[Start of TASK DATA]

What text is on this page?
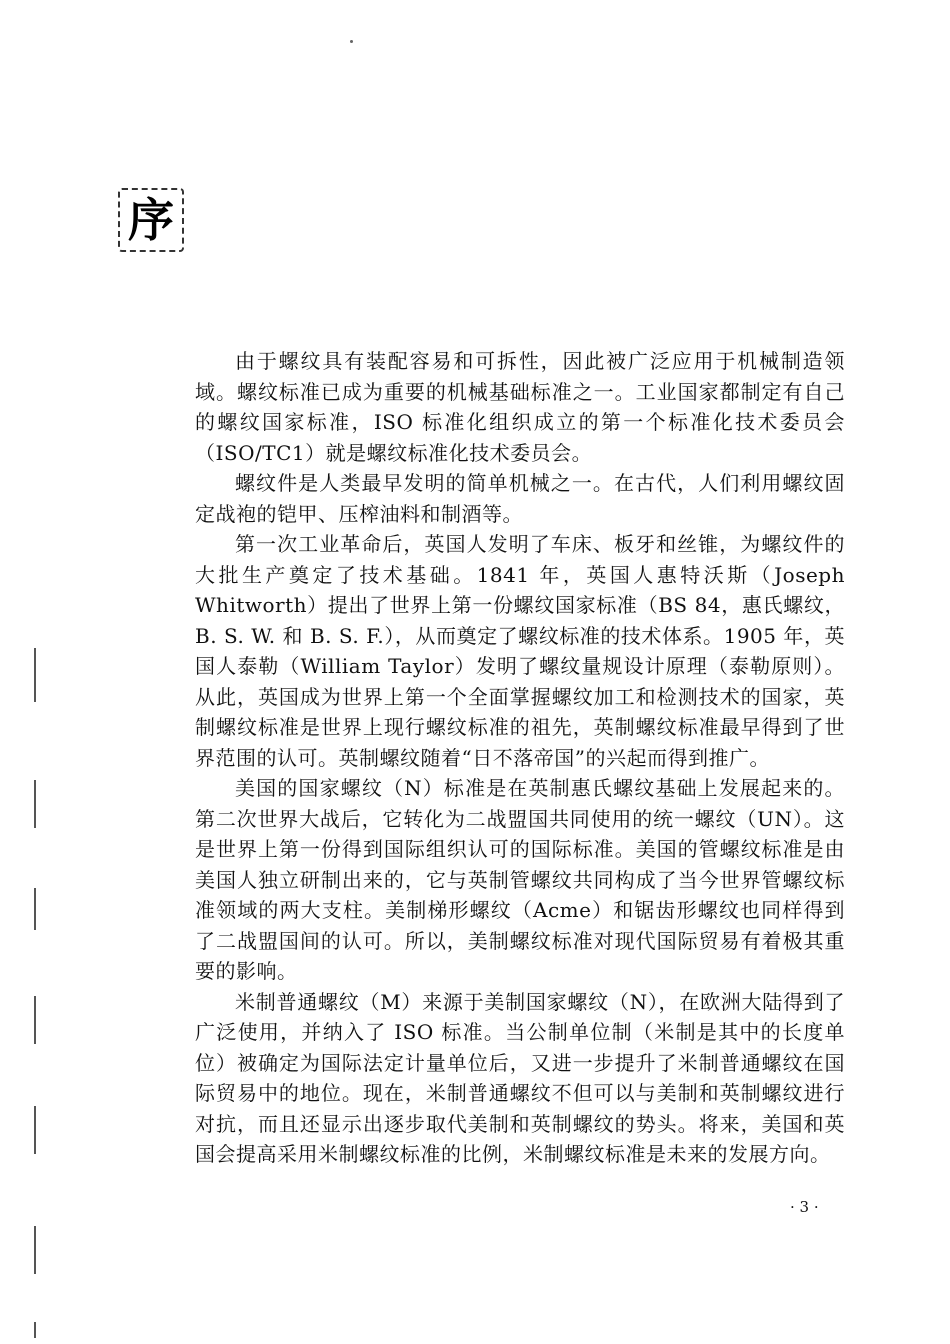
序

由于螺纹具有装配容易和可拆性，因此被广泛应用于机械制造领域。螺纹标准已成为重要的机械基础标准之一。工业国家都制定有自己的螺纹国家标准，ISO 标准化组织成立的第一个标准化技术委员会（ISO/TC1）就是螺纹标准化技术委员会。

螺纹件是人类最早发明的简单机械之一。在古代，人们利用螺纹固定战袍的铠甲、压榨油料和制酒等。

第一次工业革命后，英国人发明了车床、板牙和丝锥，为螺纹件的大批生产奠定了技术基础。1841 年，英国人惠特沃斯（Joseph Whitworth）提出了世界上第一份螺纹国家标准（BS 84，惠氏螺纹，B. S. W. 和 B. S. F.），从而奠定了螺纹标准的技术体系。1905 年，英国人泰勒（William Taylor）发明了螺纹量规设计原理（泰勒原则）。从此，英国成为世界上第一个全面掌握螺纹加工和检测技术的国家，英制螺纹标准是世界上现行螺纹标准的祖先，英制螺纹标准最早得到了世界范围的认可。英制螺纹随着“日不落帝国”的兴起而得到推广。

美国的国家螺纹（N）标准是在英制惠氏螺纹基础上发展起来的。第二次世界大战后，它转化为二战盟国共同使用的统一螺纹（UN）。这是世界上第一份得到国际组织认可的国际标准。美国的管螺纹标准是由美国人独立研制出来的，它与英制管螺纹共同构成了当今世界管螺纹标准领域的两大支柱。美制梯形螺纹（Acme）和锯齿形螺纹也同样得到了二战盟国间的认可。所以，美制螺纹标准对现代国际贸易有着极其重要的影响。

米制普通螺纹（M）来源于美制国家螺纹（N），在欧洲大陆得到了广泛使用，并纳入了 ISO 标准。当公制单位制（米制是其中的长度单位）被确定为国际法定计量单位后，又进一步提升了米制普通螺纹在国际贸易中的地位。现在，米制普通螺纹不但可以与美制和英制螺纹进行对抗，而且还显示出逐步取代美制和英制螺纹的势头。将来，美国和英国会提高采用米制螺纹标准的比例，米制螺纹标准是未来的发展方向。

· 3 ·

[End of TASK DATA]

### EXERCISE GOAL
Copy out all of the material exactly as written, without its pictures.

### EXERCISE OUTPUT
What text is on this page?
序

由于螺纹具有装配容易和可拆性，因此被广泛应用于机械制造领域。螺纹标准已成为重要的机械基础标准之一。工业国家都制定有自己的螺纹国家标准，ISO 标准化组织成立的第一个标准化技术委员会（ISO/TC1）就是螺纹标准化技术委员会。

螺纹件是人类最早发明的简单机械之一。在古代，人们利用螺纹固定战袍的铠甲、压榨油料和制酒等。

第一次工业革命后，英国人发明了车床、板牙和丝锥，为螺纹件的大批生产奠定了技术基础。1841 年，英国人惠特沃斯（Joseph Whitworth）提出了世界上第一份螺纹国家标准（BS 84，惠氏螺纹，B. S. W. 和 B. S. F.），从而奠定了螺纹标准的技术体系。1905 年，英国人泰勒（William Taylor）发明了螺纹量规设计原理（泰勒原则）。从此，英国成为世界上第一个全面掌握螺纹加工和检测技术的国家，英制螺纹标准是世界上现行螺纹标准的祖先，英制螺纹标准最早得到了世界范围的认可。英制螺纹随着“日不落帝国”的兴起而得到推广。

美国的国家螺纹（N）标准是在英制惠氏螺纹基础上发展起来的。第二次世界大战后，它转化为二战盟国共同使用的统一螺纹（UN）。这是世界上第一份得到国际组织认可的国际标准。美国的管螺纹标准是由美国人独立研制出来的，它与英制管螺纹共同构成了当今世界管螺纹标准领域的两大支柱。美制梯形螺纹（Acme）和锯齿形螺纹也同样得到了二战盟国间的认可。所以，美制螺纹标准对现代国际贸易有着极其重要的影响。

米制普通螺纹（M）来源于美制国家螺纹（N），在欧洲大陆得到了广泛使用，并纳入了 ISO 标准。当公制单位制（米制是其中的长度单位）被确定为国际法定计量单位后，又进一步提升了米制普通螺纹在国际贸易中的地位。现在，米制普通螺纹不但可以与美制和英制螺纹进行对抗，而且还显示出逐步取代美制和英制螺纹的势头。将来，美国和英国会提高采用米制螺纹标准的比例，米制螺纹标准是未来的发展方向。

· 3 ·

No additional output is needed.